Work through the data line by line, gathering every line that has the word "intensity".

Raw data |
——————————
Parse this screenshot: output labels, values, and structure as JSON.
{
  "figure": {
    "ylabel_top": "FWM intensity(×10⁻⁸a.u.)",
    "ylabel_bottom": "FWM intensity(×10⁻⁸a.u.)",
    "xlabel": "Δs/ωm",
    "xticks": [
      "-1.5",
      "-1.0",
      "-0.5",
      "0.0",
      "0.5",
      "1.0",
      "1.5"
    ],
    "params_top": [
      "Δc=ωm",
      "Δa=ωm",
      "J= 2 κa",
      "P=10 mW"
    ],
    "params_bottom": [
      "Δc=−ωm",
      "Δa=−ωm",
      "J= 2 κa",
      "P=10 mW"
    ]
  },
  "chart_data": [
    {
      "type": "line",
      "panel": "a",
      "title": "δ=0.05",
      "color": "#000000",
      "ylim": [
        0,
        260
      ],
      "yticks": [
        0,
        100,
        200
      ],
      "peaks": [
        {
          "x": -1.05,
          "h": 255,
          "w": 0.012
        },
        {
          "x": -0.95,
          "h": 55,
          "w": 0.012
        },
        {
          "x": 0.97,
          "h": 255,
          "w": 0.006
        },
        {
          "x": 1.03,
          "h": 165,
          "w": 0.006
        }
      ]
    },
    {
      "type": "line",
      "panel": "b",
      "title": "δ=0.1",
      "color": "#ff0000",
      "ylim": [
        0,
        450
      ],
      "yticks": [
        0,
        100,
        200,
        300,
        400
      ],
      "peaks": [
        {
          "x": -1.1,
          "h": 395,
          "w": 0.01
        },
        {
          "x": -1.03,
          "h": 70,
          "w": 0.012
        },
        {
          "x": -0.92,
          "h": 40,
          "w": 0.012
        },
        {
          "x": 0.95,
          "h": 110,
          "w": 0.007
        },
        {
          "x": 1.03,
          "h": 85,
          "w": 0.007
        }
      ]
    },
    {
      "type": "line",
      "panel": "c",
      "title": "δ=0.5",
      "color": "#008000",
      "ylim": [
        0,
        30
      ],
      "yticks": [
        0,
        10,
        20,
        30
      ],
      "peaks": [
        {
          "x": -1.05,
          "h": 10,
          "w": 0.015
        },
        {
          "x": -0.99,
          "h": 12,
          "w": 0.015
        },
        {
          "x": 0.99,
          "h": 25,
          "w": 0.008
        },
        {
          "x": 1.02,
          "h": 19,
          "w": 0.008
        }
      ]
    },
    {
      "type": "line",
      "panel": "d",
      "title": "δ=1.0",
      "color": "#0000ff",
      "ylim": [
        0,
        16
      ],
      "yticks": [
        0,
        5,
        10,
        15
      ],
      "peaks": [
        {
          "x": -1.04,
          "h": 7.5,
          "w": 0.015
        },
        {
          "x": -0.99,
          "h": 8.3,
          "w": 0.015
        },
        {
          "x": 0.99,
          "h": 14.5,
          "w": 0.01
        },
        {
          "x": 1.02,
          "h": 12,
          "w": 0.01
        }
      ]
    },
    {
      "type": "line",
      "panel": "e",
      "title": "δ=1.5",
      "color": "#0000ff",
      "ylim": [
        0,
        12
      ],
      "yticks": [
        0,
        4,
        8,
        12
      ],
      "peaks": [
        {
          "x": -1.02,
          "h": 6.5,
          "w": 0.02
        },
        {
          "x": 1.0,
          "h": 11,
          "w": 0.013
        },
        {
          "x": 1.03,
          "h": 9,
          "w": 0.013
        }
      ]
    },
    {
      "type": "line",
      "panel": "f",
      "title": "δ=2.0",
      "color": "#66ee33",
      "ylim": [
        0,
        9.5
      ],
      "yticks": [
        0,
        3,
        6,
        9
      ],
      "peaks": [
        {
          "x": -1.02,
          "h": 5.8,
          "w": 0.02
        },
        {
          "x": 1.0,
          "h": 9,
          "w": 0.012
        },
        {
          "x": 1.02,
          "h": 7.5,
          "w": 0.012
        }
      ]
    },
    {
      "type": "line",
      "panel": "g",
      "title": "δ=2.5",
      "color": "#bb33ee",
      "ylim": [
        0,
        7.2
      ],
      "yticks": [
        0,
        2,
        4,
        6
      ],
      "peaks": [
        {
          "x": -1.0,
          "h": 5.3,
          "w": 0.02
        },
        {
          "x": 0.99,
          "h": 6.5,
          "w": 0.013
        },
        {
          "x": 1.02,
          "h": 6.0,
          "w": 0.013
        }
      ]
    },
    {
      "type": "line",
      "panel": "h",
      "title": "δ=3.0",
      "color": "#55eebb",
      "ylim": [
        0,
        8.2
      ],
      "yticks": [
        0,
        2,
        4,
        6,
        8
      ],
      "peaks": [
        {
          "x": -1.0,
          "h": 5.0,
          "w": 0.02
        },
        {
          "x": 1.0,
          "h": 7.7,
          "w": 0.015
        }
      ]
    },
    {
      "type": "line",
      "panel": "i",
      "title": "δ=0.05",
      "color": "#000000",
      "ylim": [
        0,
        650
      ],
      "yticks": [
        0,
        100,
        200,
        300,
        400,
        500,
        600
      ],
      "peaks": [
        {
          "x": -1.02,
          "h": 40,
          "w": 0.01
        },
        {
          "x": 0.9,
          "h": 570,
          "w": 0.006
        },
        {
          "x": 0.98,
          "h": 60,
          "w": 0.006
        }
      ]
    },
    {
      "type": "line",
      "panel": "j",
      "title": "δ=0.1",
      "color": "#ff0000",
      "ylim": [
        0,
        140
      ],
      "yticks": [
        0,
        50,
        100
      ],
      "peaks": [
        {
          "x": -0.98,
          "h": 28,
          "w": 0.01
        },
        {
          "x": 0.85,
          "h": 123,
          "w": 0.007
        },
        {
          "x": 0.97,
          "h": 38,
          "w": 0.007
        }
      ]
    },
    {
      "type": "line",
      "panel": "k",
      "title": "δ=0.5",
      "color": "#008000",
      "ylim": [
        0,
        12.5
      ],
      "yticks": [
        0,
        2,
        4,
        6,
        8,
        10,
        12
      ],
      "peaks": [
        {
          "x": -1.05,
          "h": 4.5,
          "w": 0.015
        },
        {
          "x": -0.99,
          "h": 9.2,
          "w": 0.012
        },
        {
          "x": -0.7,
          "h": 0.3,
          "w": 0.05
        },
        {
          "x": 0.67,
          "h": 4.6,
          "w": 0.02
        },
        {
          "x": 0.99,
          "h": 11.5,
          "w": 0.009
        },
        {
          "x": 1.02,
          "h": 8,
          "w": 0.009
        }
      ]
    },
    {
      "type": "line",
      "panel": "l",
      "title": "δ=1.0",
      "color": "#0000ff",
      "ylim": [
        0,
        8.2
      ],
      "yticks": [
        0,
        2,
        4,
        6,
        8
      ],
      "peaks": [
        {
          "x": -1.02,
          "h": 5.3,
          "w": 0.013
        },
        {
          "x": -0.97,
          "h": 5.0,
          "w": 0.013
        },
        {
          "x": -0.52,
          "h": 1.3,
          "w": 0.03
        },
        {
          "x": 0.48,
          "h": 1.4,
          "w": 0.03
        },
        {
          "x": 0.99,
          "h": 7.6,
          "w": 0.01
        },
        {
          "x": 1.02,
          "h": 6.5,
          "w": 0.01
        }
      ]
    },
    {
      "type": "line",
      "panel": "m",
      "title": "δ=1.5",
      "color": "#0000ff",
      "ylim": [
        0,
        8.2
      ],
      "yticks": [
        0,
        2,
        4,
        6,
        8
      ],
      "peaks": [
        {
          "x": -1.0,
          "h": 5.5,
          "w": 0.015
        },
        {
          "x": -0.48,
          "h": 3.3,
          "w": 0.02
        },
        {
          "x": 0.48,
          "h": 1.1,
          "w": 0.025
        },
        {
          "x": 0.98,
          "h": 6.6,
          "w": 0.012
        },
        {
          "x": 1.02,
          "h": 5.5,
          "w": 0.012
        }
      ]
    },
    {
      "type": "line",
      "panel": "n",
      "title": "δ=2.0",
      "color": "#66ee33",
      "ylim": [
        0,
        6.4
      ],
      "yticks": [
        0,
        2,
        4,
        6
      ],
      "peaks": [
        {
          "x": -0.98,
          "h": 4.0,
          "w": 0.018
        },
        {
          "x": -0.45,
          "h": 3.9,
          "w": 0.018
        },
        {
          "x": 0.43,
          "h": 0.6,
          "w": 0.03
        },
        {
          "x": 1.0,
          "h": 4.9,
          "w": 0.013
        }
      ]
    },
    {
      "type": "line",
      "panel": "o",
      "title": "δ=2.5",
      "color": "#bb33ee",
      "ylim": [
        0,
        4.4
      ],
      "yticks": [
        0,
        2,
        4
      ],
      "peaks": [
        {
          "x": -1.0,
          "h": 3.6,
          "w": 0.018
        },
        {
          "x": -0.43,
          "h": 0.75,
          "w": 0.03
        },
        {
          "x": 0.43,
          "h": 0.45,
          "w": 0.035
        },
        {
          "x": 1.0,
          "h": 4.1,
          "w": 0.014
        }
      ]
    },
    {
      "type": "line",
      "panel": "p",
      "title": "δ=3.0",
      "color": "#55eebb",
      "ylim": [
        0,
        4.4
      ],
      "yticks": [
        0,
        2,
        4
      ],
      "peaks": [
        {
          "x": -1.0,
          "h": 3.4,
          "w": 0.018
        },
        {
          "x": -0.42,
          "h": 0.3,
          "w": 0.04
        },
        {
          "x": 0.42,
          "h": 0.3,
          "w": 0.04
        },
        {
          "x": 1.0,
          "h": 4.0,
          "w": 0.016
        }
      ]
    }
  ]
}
——————————
Task output |
    "ylabel_top": "FWM intensity(×10⁻⁸a.u.)",
    "ylabel_bottom": "FWM intensity(×10⁻⁸a.u.)",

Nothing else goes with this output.